Start of MATERIAL FOR THE TASK

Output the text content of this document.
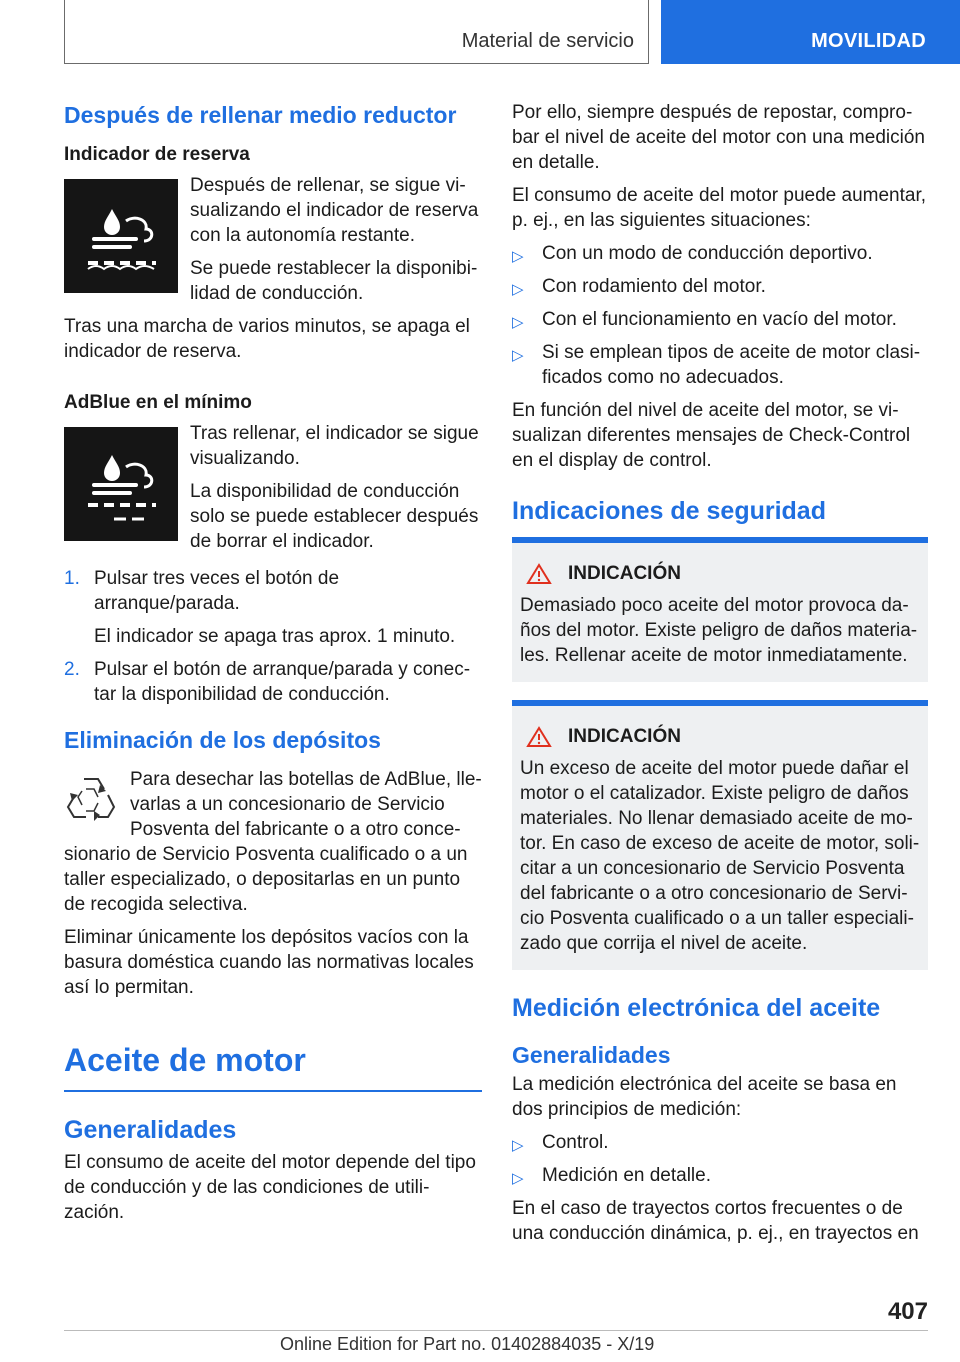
Material de servicio	MOVILIDAD
Después de rellenar medio reductor
Indicador de reserva

Después de rellenar, se sigue visualizando el indicador de reserva con la autonomía restante.

Se puede restablecer la disponibilidad de conducción.

Tras una marcha de varios minutos, se apaga el indicador de reserva.

AdBlue en el mínimo

Tras rellenar, el indicador se sigue visualizando.

La disponibilidad de conducción solo se puede establecer después de borrar el indicador.

1. Pulsar tres veces el botón de arranque/parada.
El indicador se apaga tras aprox. 1 minuto.
2. Pulsar el botón de arranque/parada y conectar la disponibilidad de conducción.
Eliminación de los depósitos

Para desechar las botellas de AdBlue, llevarlas a un concesionario de Servicio Posventa del fabricante o a otro concesionario de Servicio Posventa cualificado o a un taller especializado, o depositarlas en un punto de recogida selectiva.

Eliminar únicamente los depósitos vacíos con la basura doméstica cuando las normativas locales así lo permitan.

Aceite de motor
Generalidades

El consumo de aceite del motor depende del tipo de conducción y de las condiciones de utilización.

Por ello, siempre después de repostar, comprobar el nivel de aceite del motor con una medición en detalle.

El consumo de aceite del motor puede aumentar, p. ej., en las siguientes situaciones:

▷ Con un modo de conducción deportivo.
▷ Con rodamiento del motor.
▷ Con el funcionamiento en vacío del motor.
▷ Si se emplean tipos de aceite de motor clasificados como no adecuados.

En función del nivel de aceite del motor, se visualizan diferentes mensajes de Check-Control en el display de control.

Indicaciones de seguridad
INDICACIÓN

Demasiado poco aceite del motor provoca daños del motor. Existe peligro de daños materiales. Rellenar aceite de motor inmediatamente.

INDICACIÓN

Un exceso de aceite del motor puede dañar el motor o el catalizador. Existe peligro de daños materiales. No llenar demasiado aceite de motor. En caso de exceso de aceite de motor, solicitar a un concesionario de Servicio Posventa del fabricante o a otro concesionario de Servicio Posventa cualificado o a un taller especializado que corrija el nivel de aceite.

Medición electrónica del aceite
Generalidades

La medición electrónica del aceite se basa en dos principios de medición:

▷ Control.
▷ Medición en detalle.

En el caso de trayectos cortos frecuentes o de una conducción dinámica, p. ej., en trayectos en

407
Online Edition for Part no. 01402884035 - X/19
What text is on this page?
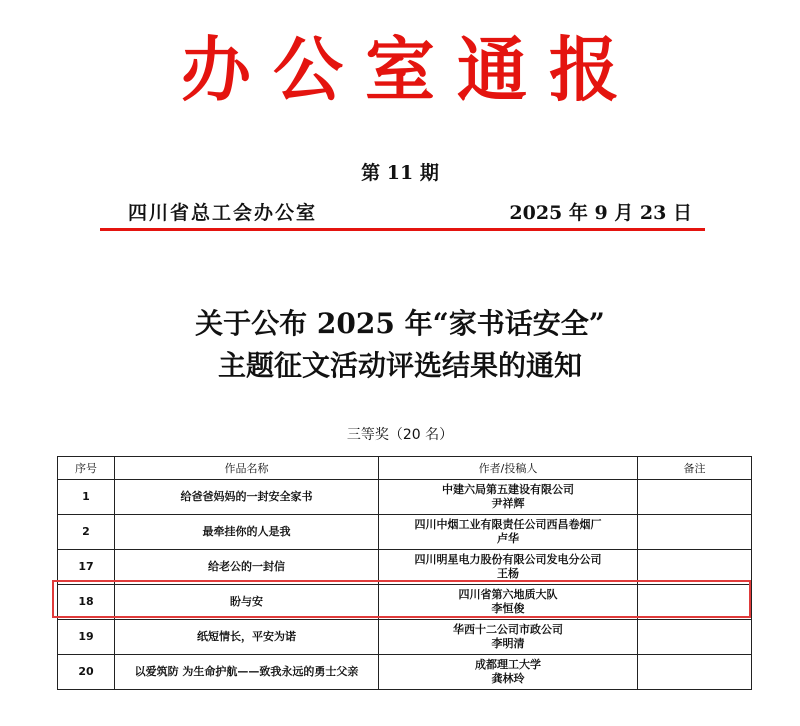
办公室通报
第 11 期
四川省总工会办公室	2025 年 9 月 23 日
关于公布 2025 年“家书话安全”
主题征文活动评选结果的通知
三等奖（20 名）
序号	作品名称	作者/投稿人	备注
1	给爸爸妈妈的一封安全家书	中建六局第五建设有限公司
尹祥辉	

2	最牵挂你的人是我	四川中烟工业有限责任公司西昌卷烟厂
卢华	

17	给老公的一封信	四川明星电力股份有限公司发电分公司
王杨	

18	盼与安	四川省第六地质大队
李恒俊	

19	纸短情长，平安为诺	华西十二公司市政公司
李明清	

20	以爱筑防 为生命护航——致我永远的勇士父亲	成都理工大学
龚林玲	
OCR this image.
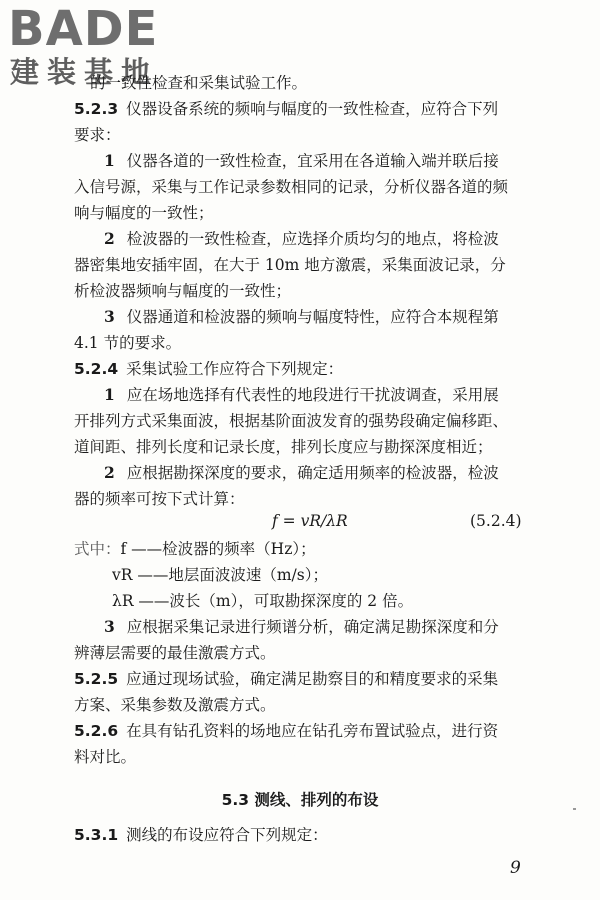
BADE
建装基地
的一致性检查和采集试验工作。
5.2.3 仪器设备系统的频响与幅度的一致性检查，应符合下列
要求：
1 仪器各道的一致性检查，宜采用在各道输入端并联后接
入信号源，采集与工作记录参数相同的记录，分析仪器各道的频
响与幅度的一致性；
2 检波器的一致性检查，应选择介质均匀的地点，将检波
器密集地安插牢固，在大于 10m 地方激震，采集面波记录，分
析检波器频响与幅度的一致性；
3 仪器通道和检波器的频响与幅度特性，应符合本规程第
4.1 节的要求。
5.2.4 采集试验工作应符合下列规定：
1 应在场地选择有代表性的地段进行干扰波调查，采用展
开排列方式采集面波，根据基阶面波发育的强势段确定偏移距、
道间距、排列长度和记录长度，排列长度应与勘探深度相近；
2 应根据勘探深度的要求，确定适用频率的检波器，检波
器的频率可按下式计算：
f = vR/λR	(5.2.4)
式中：f ——检波器的频率（Hz）；
vR ——地层面波波速（m/s）；
λR ——波长（m），可取勘探深度的 2 倍。
3 应根据采集记录进行频谱分析，确定满足勘探深度和分
辨薄层需要的最佳激震方式。
5.2.5 应通过现场试验，确定满足勘察目的和精度要求的采集
方案、采集参数及激震方式。
5.2.6 在具有钻孔资料的场地应在钻孔旁布置试验点，进行资
料对比。
5.3 测线、排列的布设
5.3.1 测线的布设应符合下列规定：
9
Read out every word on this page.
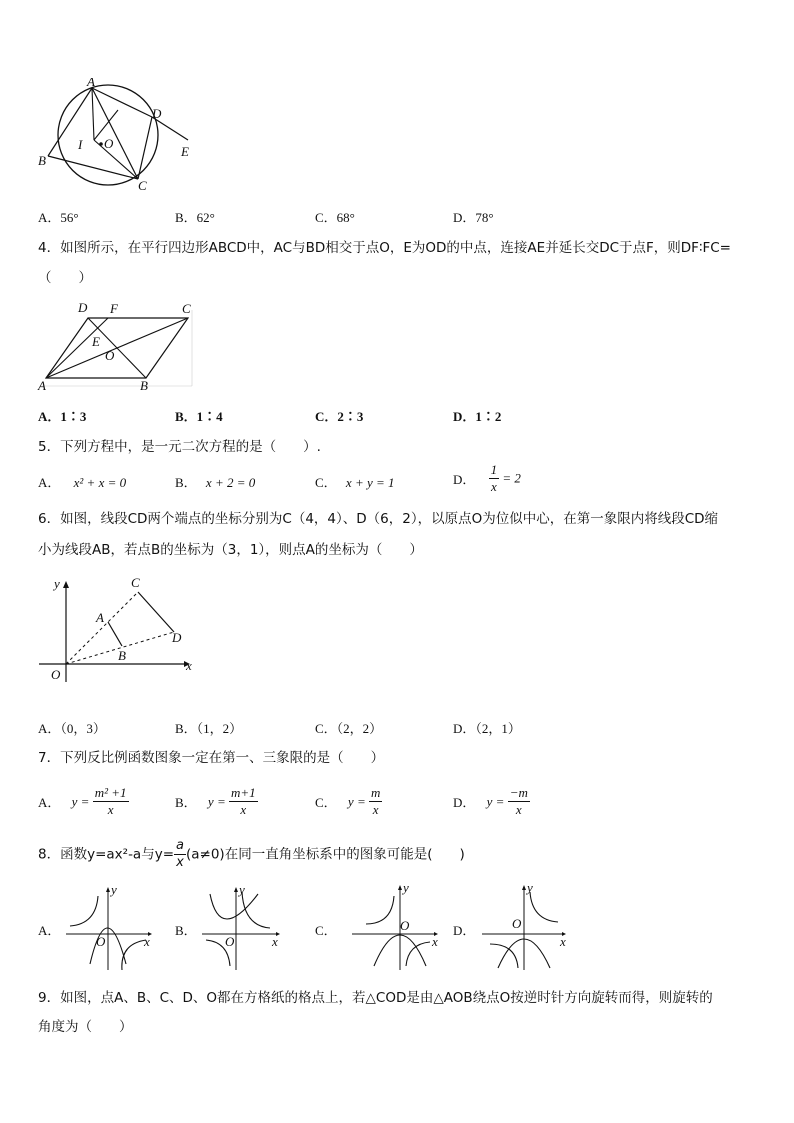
A
D
E
I O
B
C
A．56°	B．62°	C．68°	D．78°
4．如图所示，在平行四边形ABCD中，AC与BD相交于点O，E为OD的中点，连接AE并延长交DC于点F，则DF∶FC=
（　　）
D F	C
E
O
A	B
A．1∶3	B．1∶4	C．2∶3	D．1∶2
5．下列方程中，是一元二次方程的是（　　）.
A． x² + x = 0	B． x + 2 = 0	C． x + y = 1	D． $\frac{1}{x} = 2$
6．如图，线段CD两个端点的坐标分别为C（4，4）、D（6，2），以原点O为位似中心，在第一象限内将线段CD缩
小为线段AB，若点B的坐标为（3，1），则点A的坐标为（　　）
y	C
A
D
B
O
x
A．（0，3）	B．（1，2）	C．（2，2）	D．（2，1）
7．下列反比例函数图象一定在第一、三象限的是（　　）
A． $y = \frac{\text{m² +1}}{x}$	B． $y = \frac{m+1}{x}$	C． $y = \frac{m}{x}$	D． $y = \frac{-m}{x}$
8．函数y=ax²-a与$y= \frac{a}{x} (a\ne 0)$在同一直角坐标系中的图象可能是(　　)
A．
y
O	x
B．
y
O	x
C．
y
O
x
D．
y
O
x
9．如图，点A、B、C、D、O都在方格纸的格点上，若△COD是由△AOB绕点O按逆时针方向旋转而得，则旋转的
角度为（　　）
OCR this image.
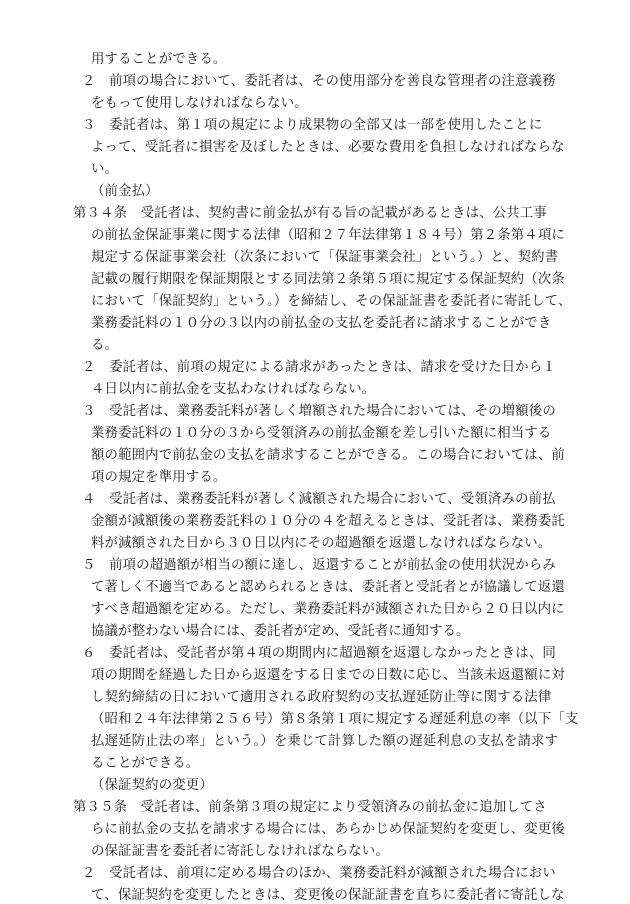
用することができる。
２　前項の場合において、委託者は、その使用部分を善良な管理者の注意義務
をもって使用しなければならない。
３　委託者は、第１項の規定により成果物の全部又は一部を使用したことに
よって、受託者に損害を及ぼしたときは、必要な費用を負担しなければならな
い。
（前金払）
第３４条　受託者は、契約書に前金払が有る旨の記載があるときは、公共工事
の前払金保証事業に関する法律（昭和２７年法律第１８４号）第２条第４項に
規定する保証事業会社（次条において「保証事業会社」という。）と、契約書
記載の履行期限を保証期限とする同法第２条第５項に規定する保証契約（次条
において「保証契約」という。）を締結し、その保証証書を委託者に寄託して、
業務委託料の１０分の３以内の前払金の支払を委託者に請求することができ
る。
２　委託者は、前項の規定による請求があったときは、請求を受けた日から１
４日以内に前払金を支払わなければならない。
３　受託者は、業務委託料が著しく増額された場合においては、その増額後の
業務委託料の１０分の３から受領済みの前払金額を差し引いた額に相当する
額の範囲内で前払金の支払を請求することができる。この場合においては、前
項の規定を準用する。
４　受託者は、業務委託料が著しく減額された場合において、受領済みの前払
金額が減額後の業務委託料の１０分の４を超えるときは、受託者は、業務委託
料が減額された日から３０日以内にその超過額を返還しなければならない。
５　前項の超過額が相当の額に達し、返還することが前払金の使用状況からみ
て著しく不適当であると認められるときは、委託者と受託者とが協議して返還
すべき超過額を定める。ただし、業務委託料が減額された日から２０日以内に
協議が整わない場合には、委託者が定め、受託者に通知する。
６　委託者は、受託者が第４項の期間内に超過額を返還しなかったときは、同
項の期間を経過した日から返還をする日までの日数に応じ、当該未返還額に対
し契約締結の日において適用される政府契約の支払遅延防止等に関する法律
（昭和２４年法律第２５６号）第８条第１項に規定する遅延利息の率（以下「支
払遅延防止法の率」という。）を乗じて計算した額の遅延利息の支払を請求す
ることができる。
（保証契約の変更）
第３５条　受託者は、前条第３項の規定により受領済みの前払金に追加してさ
らに前払金の支払を請求する場合には、あらかじめ保証契約を変更し、変更後
の保証証書を委託者に寄託しなければならない。
２　受託者は、前項に定める場合のほか、業務委託料が減額された場合におい
て、保証契約を変更したときは、変更後の保証証書を直ちに委託者に寄託しな
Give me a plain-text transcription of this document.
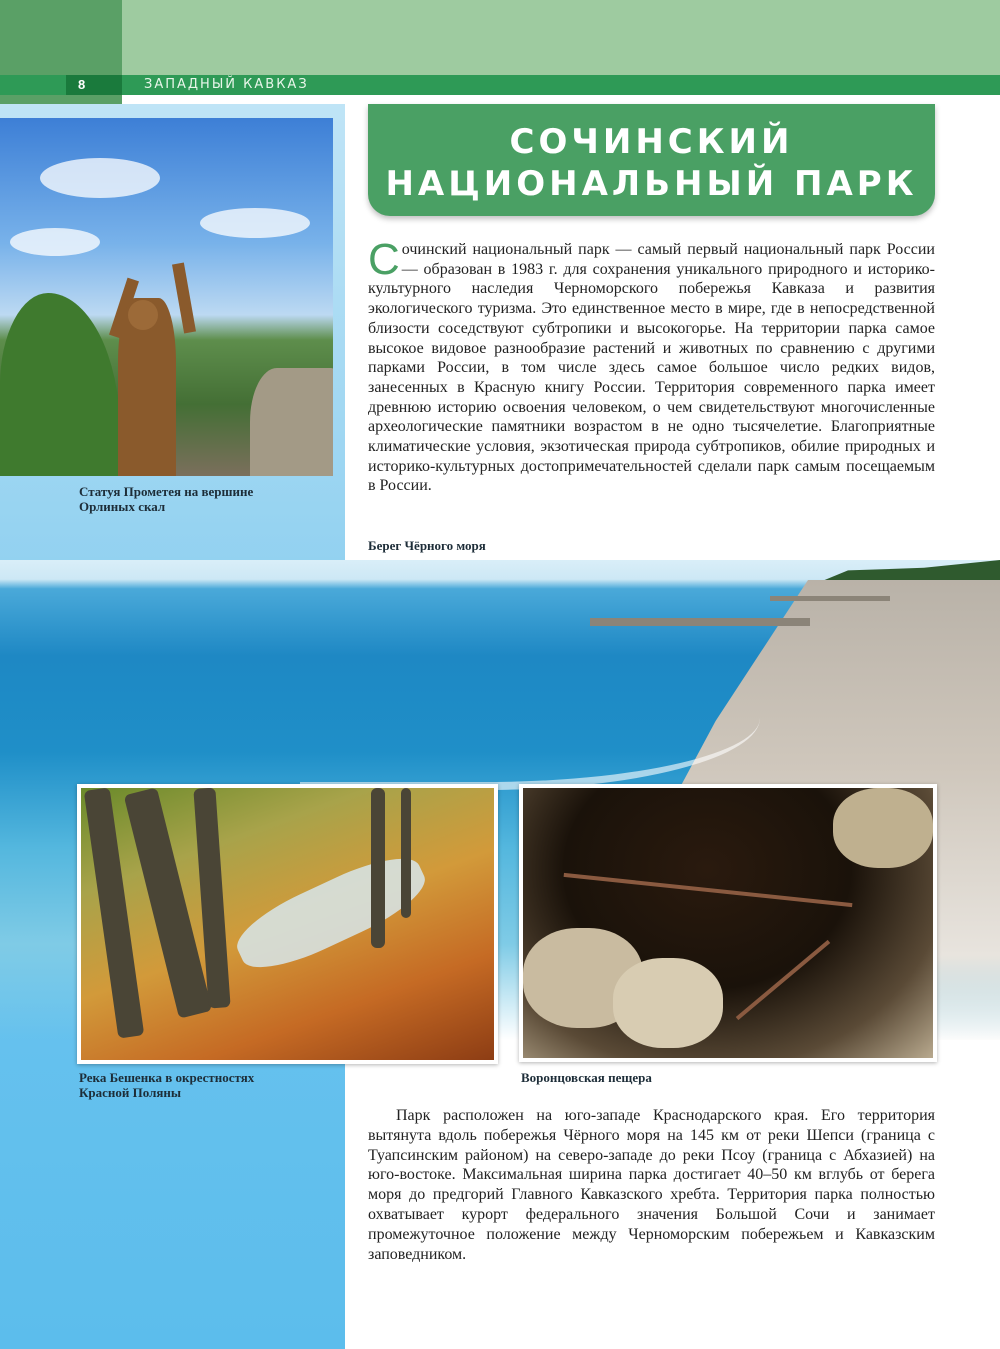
8	ЗАПАДНЫЙ КАВКАЗ
Статуя Прометея на вершине
Орлиных скал
СОЧИНСКИЙ
НАЦИОНАЛЬНЫЙ ПАРК
Сочинский национальный парк — самый первый национальный парк России — образован в 1983 г. для сохранения уникального природного и историко-культурного наследия Черноморского побережья Кавказа и развития экологического туризма. Это единственное место в мире, где в непосредственной близости соседствуют субтропики и высокогорье. На территории парка самое высокое видовое разнообразие растений и животных по сравнению с другими парками России, в том числе здесь самое большое число редких видов, занесенных в Красную книгу России. Территория современного парка имеет древнюю историю освоения человеком, о чем свидетельствуют многочисленные археологические памятники возрастом в не одно тысячелетие. Благоприятные климатические условия, экзотическая природа субтропиков, обилие природных и историко-культурных достопримечательностей сделали парк самым посещаемым в России.
Берег Чёрного моря
Река Бешенка в окрестностях
Красной Поляны
Воронцовская пещера
Парк расположен на юго-западе Краснодарского края. Его территория вытянута вдоль побережья Чёрного моря на 145 км от реки Шепси (граница с Туапсинским районом) на северо-западе до реки Псоу (граница с Абхазией) на юго-востоке. Максимальная ширина парка достигает 40–50 км вглубь от берега моря до предгорий Главного Кавказского хребта. Территория парка полностью охватывает курорт федерального значения Большой Сочи и занимает промежуточное положение между Черноморским побережьем и Кавказским заповедником.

End of MATERIAL FOR THE TASK

## WHAT THE EXERCISE ASKS
Go over the records above and tally each line that includes "Control". Give the total by itself.

## WRITTEN SOLUTION
2